— START OF Input material —

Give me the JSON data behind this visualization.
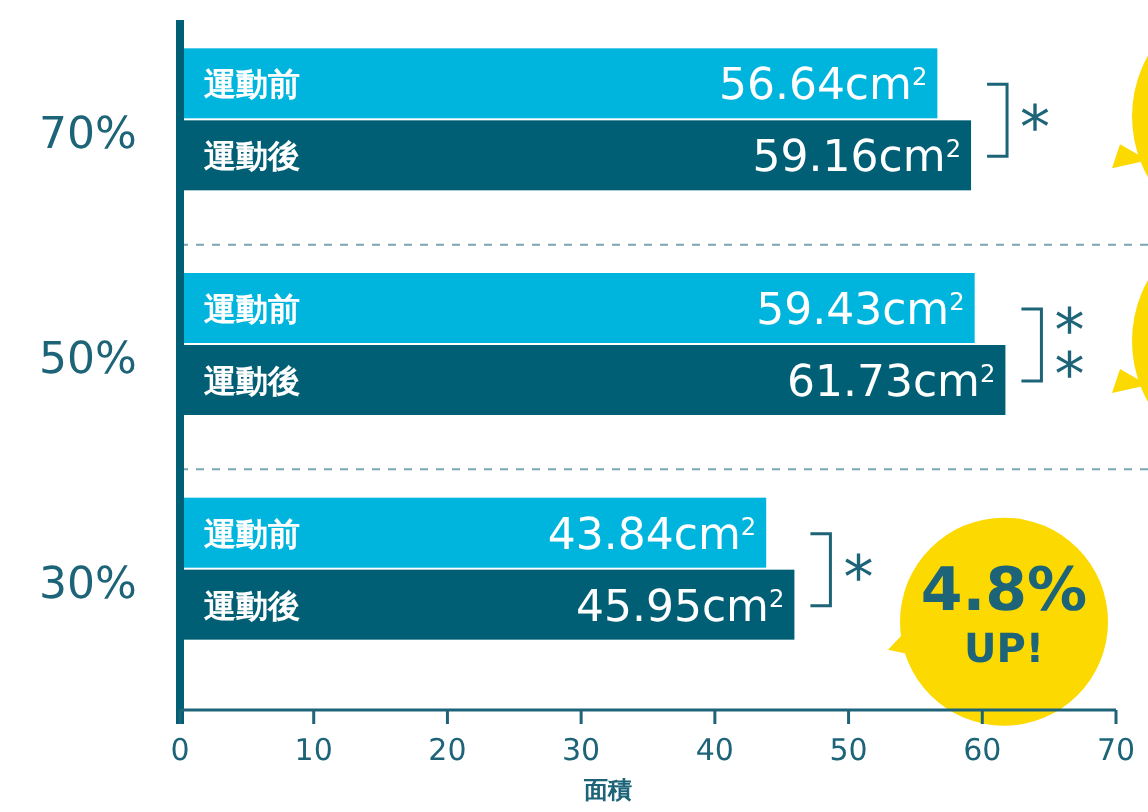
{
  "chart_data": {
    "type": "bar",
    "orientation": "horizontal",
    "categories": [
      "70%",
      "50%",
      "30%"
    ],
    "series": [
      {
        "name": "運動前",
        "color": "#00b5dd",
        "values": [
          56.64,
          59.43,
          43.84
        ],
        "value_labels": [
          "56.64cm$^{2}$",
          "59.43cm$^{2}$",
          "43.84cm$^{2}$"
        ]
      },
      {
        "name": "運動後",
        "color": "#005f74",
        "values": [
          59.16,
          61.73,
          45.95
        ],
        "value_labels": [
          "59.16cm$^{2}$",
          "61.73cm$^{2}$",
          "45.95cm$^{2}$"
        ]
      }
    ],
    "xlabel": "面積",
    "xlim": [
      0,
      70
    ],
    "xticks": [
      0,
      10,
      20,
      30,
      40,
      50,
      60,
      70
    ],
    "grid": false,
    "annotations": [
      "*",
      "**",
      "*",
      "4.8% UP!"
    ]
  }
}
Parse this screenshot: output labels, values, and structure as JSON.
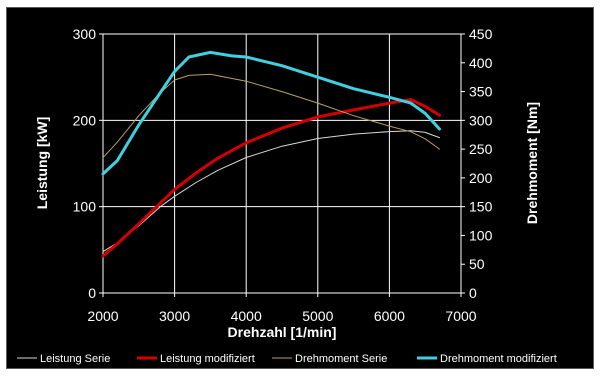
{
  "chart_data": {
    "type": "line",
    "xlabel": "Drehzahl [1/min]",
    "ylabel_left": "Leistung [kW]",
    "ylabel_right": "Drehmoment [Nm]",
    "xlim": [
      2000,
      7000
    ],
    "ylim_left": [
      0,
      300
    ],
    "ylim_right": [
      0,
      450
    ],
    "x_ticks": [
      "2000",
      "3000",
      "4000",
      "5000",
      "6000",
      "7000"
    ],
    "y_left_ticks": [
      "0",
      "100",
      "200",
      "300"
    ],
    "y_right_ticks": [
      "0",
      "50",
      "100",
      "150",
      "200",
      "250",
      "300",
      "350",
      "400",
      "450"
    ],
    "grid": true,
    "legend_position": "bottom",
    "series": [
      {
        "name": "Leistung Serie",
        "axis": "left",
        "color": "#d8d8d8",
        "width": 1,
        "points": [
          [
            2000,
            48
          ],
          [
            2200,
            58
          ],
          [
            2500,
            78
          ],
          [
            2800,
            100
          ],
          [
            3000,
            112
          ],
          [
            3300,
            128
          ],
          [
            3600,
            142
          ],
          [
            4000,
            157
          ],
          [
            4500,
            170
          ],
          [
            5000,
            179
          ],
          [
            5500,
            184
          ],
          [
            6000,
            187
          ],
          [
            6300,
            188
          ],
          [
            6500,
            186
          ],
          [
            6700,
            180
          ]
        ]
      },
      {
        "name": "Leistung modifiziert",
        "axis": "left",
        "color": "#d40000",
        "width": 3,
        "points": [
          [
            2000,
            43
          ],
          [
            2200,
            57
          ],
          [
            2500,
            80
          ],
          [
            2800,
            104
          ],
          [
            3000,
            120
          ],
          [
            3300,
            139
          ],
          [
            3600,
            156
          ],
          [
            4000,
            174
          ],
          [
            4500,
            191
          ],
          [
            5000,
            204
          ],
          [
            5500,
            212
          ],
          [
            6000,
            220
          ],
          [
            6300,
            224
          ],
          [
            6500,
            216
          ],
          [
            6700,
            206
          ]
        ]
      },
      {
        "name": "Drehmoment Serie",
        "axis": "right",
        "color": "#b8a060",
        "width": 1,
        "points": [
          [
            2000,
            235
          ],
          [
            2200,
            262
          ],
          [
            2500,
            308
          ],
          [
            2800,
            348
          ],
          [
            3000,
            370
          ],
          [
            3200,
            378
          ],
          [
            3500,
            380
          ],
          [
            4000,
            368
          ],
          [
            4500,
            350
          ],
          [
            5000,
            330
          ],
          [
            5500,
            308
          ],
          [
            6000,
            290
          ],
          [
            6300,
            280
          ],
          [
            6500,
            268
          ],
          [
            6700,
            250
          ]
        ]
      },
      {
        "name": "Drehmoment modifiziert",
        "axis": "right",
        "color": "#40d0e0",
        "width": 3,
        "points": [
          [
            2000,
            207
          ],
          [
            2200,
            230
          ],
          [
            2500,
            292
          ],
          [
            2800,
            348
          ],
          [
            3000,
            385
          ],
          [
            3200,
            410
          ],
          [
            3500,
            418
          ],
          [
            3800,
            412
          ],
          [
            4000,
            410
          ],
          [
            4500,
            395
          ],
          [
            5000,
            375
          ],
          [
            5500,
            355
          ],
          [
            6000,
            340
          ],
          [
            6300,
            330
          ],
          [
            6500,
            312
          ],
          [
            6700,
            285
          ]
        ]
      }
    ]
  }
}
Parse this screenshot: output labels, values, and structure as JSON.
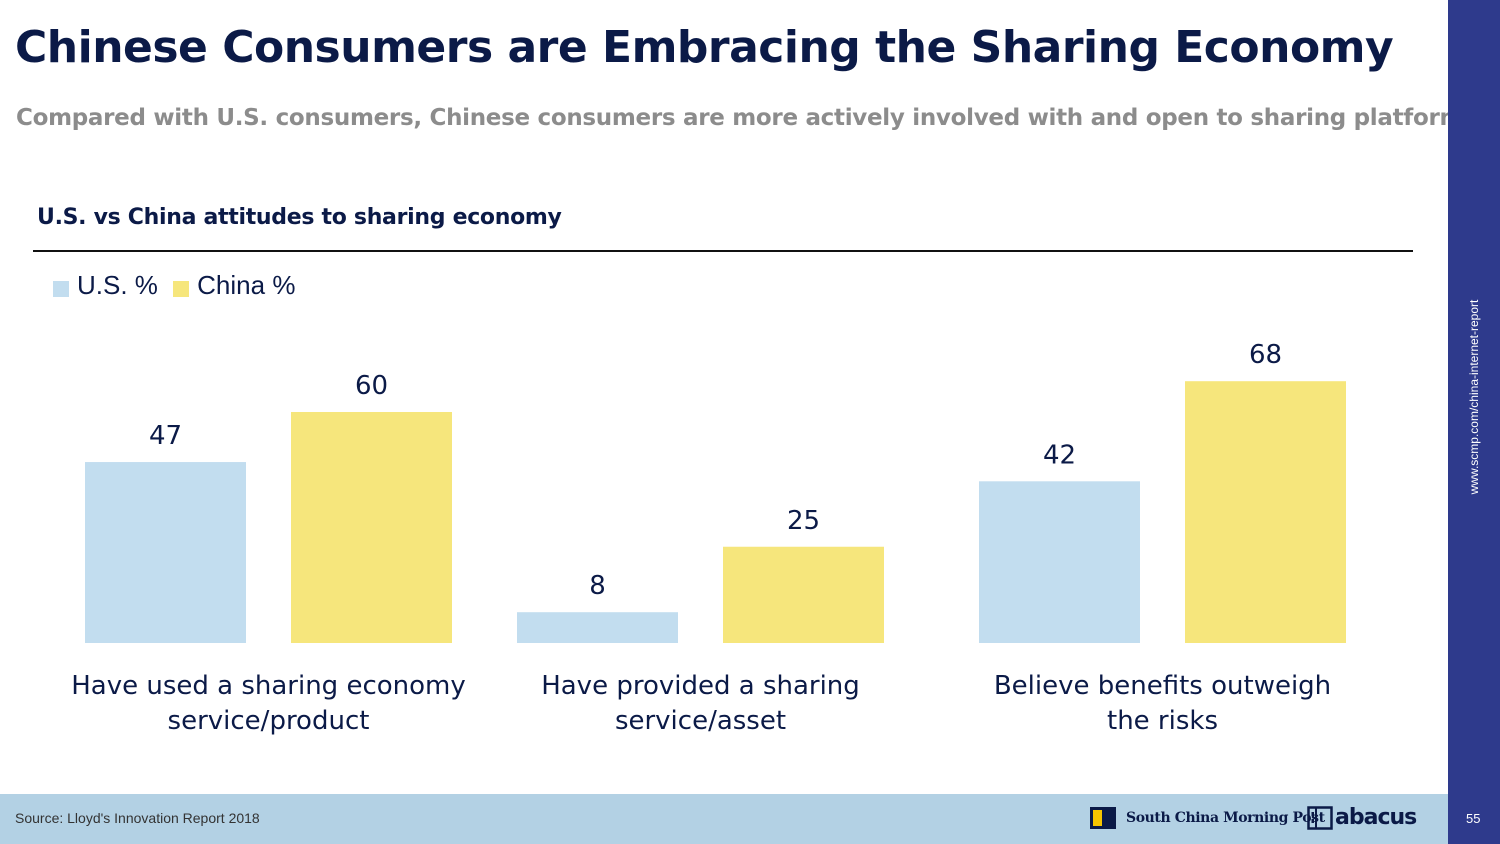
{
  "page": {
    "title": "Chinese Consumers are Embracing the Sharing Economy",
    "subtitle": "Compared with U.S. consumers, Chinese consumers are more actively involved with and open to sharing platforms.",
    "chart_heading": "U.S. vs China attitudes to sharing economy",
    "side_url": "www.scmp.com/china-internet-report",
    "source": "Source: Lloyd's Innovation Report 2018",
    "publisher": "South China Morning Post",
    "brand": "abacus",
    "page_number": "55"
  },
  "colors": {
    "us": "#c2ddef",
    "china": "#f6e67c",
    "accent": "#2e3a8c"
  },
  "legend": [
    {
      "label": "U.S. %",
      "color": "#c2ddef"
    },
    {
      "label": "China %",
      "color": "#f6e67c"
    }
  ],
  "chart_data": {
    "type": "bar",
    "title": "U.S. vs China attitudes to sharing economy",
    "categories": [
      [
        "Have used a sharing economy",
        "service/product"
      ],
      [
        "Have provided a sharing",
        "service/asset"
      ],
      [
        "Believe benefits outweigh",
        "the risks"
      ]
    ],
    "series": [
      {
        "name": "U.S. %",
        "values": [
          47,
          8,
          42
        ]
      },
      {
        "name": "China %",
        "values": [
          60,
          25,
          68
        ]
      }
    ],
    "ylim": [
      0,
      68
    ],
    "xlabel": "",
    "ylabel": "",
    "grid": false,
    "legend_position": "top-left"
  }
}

— END OF Input material —

Problem statement >>
What is the number of lines above that contain "xlabel"? Answer with that number only.

Reply to the exercise >>
3